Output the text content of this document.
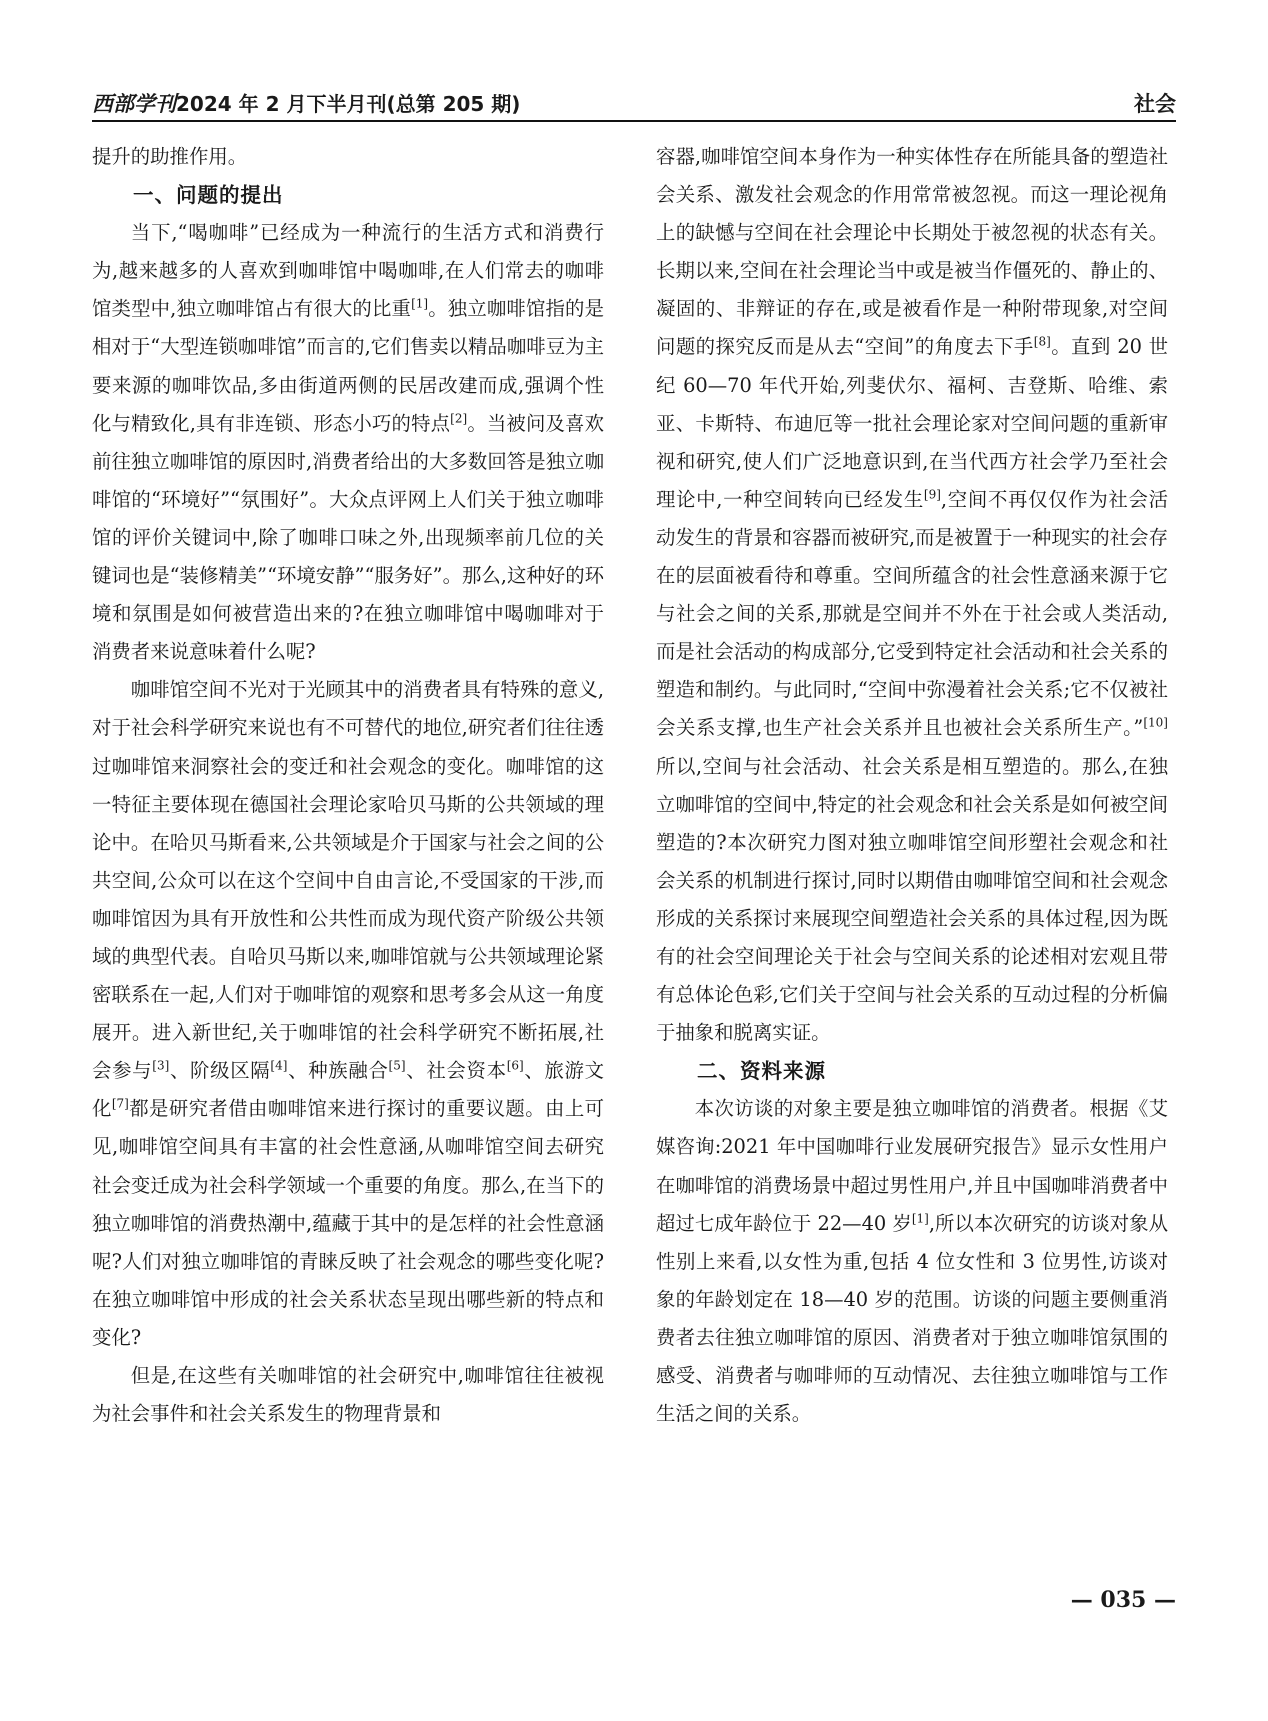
西部学刊2024 年 2 月下半月刊(总第 205 期)	社会

提升的助推作用。

一、问题的提出

当下,“喝咖啡”已经成为一种流行的生活方式和消费行为,越来越多的人喜欢到咖啡馆中喝咖啡,在人们常去的咖啡馆类型中,独立咖啡馆占有很大的比重[1]。独立咖啡馆指的是相对于“大型连锁咖啡馆”而言的,它们售卖以精品咖啡豆为主要来源的咖啡饮品,多由街道两侧的民居改建而成,强调个性化与精致化,具有非连锁、形态小巧的特点[2]。当被问及喜欢前往独立咖啡馆的原因时,消费者给出的大多数回答是独立咖啡馆的“环境好”“氛围好”。大众点评网上人们关于独立咖啡馆的评价关键词中,除了咖啡口味之外,出现频率前几位的关键词也是“装修精美”“环境安静”“服务好”。那么,这种好的环境和氛围是如何被营造出来的?在独立咖啡馆中喝咖啡对于消费者来说意味着什么呢?

咖啡馆空间不光对于光顾其中的消费者具有特殊的意义,对于社会科学研究来说也有不可替代的地位,研究者们往往透过咖啡馆来洞察社会的变迁和社会观念的变化。咖啡馆的这一特征主要体现在德国社会理论家哈贝马斯的公共领域的理论中。在哈贝马斯看来,公共领域是介于国家与社会之间的公共空间,公众可以在这个空间中自由言论,不受国家的干涉,而咖啡馆因为具有开放性和公共性而成为现代资产阶级公共领域的典型代表。自哈贝马斯以来,咖啡馆就与公共领域理论紧密联系在一起,人们对于咖啡馆的观察和思考多会从这一角度展开。进入新世纪,关于咖啡馆的社会科学研究不断拓展,社会参与[3]、阶级区隔[4]、种族融合[5]、社会资本[6]、旅游文化[7]都是研究者借由咖啡馆来进行探讨的重要议题。由上可见,咖啡馆空间具有丰富的社会性意涵,从咖啡馆空间去研究社会变迁成为社会科学领域一个重要的角度。那么,在当下的独立咖啡馆的消费热潮中,蕴藏于其中的是怎样的社会性意涵呢?人们对独立咖啡馆的青睐反映了社会观念的哪些变化呢?在独立咖啡馆中形成的社会关系状态呈现出哪些新的特点和变化?

但是,在这些有关咖啡馆的社会研究中,咖啡馆往往被视为社会事件和社会关系发生的物理背景和

容器,咖啡馆空间本身作为一种实体性存在所能具备的塑造社会关系、激发社会观念的作用常常被忽视。而这一理论视角上的缺憾与空间在社会理论中长期处于被忽视的状态有关。长期以来,空间在社会理论当中或是被当作僵死的、静止的、凝固的、非辩证的存在,或是被看作是一种附带现象,对空间问题的探究反而是从去“空间”的角度去下手[8]。直到 20 世纪 60—70 年代开始,列斐伏尔、福柯、吉登斯、哈维、索亚、卡斯特、布迪厄等一批社会理论家对空间问题的重新审视和研究,使人们广泛地意识到,在当代西方社会学乃至社会理论中,一种空间转向已经发生[9],空间不再仅仅作为社会活动发生的背景和容器而被研究,而是被置于一种现实的社会存在的层面被看待和尊重。空间所蕴含的社会性意涵来源于它与社会之间的关系,那就是空间并不外在于社会或人类活动,而是社会活动的构成部分,它受到特定社会活动和社会关系的塑造和制约。与此同时,“空间中弥漫着社会关系;它不仅被社会关系支撑,也生产社会关系并且也被社会关系所生产。”[10]所以,空间与社会活动、社会关系是相互塑造的。那么,在独立咖啡馆的空间中,特定的社会观念和社会关系是如何被空间塑造的?本次研究力图对独立咖啡馆空间形塑社会观念和社会关系的机制进行探讨,同时以期借由咖啡馆空间和社会观念形成的关系探讨来展现空间塑造社会关系的具体过程,因为既有的社会空间理论关于社会与空间关系的论述相对宏观且带有总体论色彩,它们关于空间与社会关系的互动过程的分析偏于抽象和脱离实证。

二、资料来源

本次访谈的对象主要是独立咖啡馆的消费者。根据《艾媒咨询:2021 年中国咖啡行业发展研究报告》显示女性用户在咖啡馆的消费场景中超过男性用户,并且中国咖啡消费者中超过七成年龄位于 22—40 岁[1],所以本次研究的访谈对象从性别上来看,以女性为重,包括 4 位女性和 3 位男性,访谈对象的年龄划定在 18—40 岁的范围。访谈的问题主要侧重消费者去往独立咖啡馆的原因、消费者对于独立咖啡馆氛围的感受、消费者与咖啡师的互动情况、去往独立咖啡馆与工作生活之间的关系。

— 035 —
--------
Restate every record exactly, please; do not copy the pictures.

Output the text content of this document.
西部学刊2024 年 2 月下半月刊(总第 205 期)	社会

提升的助推作用。

一、问题的提出

当下,“喝咖啡”已经成为一种流行的生活方式和消费行为,越来越多的人喜欢到咖啡馆中喝咖啡,在人们常去的咖啡馆类型中,独立咖啡馆占有很大的比重[1]。独立咖啡馆指的是相对于“大型连锁咖啡馆”而言的,它们售卖以精品咖啡豆为主要来源的咖啡饮品,多由街道两侧的民居改建而成,强调个性化与精致化,具有非连锁、形态小巧的特点[2]。当被问及喜欢前往独立咖啡馆的原因时,消费者给出的大多数回答是独立咖啡馆的“环境好”“氛围好”。大众点评网上人们关于独立咖啡馆的评价关键词中,除了咖啡口味之外,出现频率前几位的关键词也是“装修精美”“环境安静”“服务好”。那么,这种好的环境和氛围是如何被营造出来的?在独立咖啡馆中喝咖啡对于消费者来说意味着什么呢?

咖啡馆空间不光对于光顾其中的消费者具有特殊的意义,对于社会科学研究来说也有不可替代的地位,研究者们往往透过咖啡馆来洞察社会的变迁和社会观念的变化。咖啡馆的这一特征主要体现在德国社会理论家哈贝马斯的公共领域的理论中。在哈贝马斯看来,公共领域是介于国家与社会之间的公共空间,公众可以在这个空间中自由言论,不受国家的干涉,而咖啡馆因为具有开放性和公共性而成为现代资产阶级公共领域的典型代表。自哈贝马斯以来,咖啡馆就与公共领域理论紧密联系在一起,人们对于咖啡馆的观察和思考多会从这一角度展开。进入新世纪,关于咖啡馆的社会科学研究不断拓展,社会参与[3]、阶级区隔[4]、种族融合[5]、社会资本[6]、旅游文化[7]都是研究者借由咖啡馆来进行探讨的重要议题。由上可见,咖啡馆空间具有丰富的社会性意涵,从咖啡馆空间去研究社会变迁成为社会科学领域一个重要的角度。那么,在当下的独立咖啡馆的消费热潮中,蕴藏于其中的是怎样的社会性意涵呢?人们对独立咖啡馆的青睐反映了社会观念的哪些变化呢?在独立咖啡馆中形成的社会关系状态呈现出哪些新的特点和变化?

但是,在这些有关咖啡馆的社会研究中,咖啡馆往往被视为社会事件和社会关系发生的物理背景和

容器,咖啡馆空间本身作为一种实体性存在所能具备的塑造社会关系、激发社会观念的作用常常被忽视。而这一理论视角上的缺憾与空间在社会理论中长期处于被忽视的状态有关。长期以来,空间在社会理论当中或是被当作僵死的、静止的、凝固的、非辩证的存在,或是被看作是一种附带现象,对空间问题的探究反而是从去“空间”的角度去下手[8]。直到 20 世纪 60—70 年代开始,列斐伏尔、福柯、吉登斯、哈维、索亚、卡斯特、布迪厄等一批社会理论家对空间问题的重新审视和研究,使人们广泛地意识到,在当代西方社会学乃至社会理论中,一种空间转向已经发生[9],空间不再仅仅作为社会活动发生的背景和容器而被研究,而是被置于一种现实的社会存在的层面被看待和尊重。空间所蕴含的社会性意涵来源于它与社会之间的关系,那就是空间并不外在于社会或人类活动,而是社会活动的构成部分,它受到特定社会活动和社会关系的塑造和制约。与此同时,“空间中弥漫着社会关系;它不仅被社会关系支撑,也生产社会关系并且也被社会关系所生产。”[10]所以,空间与社会活动、社会关系是相互塑造的。那么,在独立咖啡馆的空间中,特定的社会观念和社会关系是如何被空间塑造的?本次研究力图对独立咖啡馆空间形塑社会观念和社会关系的机制进行探讨,同时以期借由咖啡馆空间和社会观念形成的关系探讨来展现空间塑造社会关系的具体过程,因为既有的社会空间理论关于社会与空间关系的论述相对宏观且带有总体论色彩,它们关于空间与社会关系的互动过程的分析偏于抽象和脱离实证。

二、资料来源

本次访谈的对象主要是独立咖啡馆的消费者。根据《艾媒咨询:2021 年中国咖啡行业发展研究报告》显示女性用户在咖啡馆的消费场景中超过男性用户,并且中国咖啡消费者中超过七成年龄位于 22—40 岁[1],所以本次研究的访谈对象从性别上来看,以女性为重,包括 4 位女性和 3 位男性,访谈对象的年龄划定在 18—40 岁的范围。访谈的问题主要侧重消费者去往独立咖啡馆的原因、消费者对于独立咖啡馆氛围的感受、消费者与咖啡师的互动情况、去往独立咖啡馆与工作生活之间的关系。

— 035 —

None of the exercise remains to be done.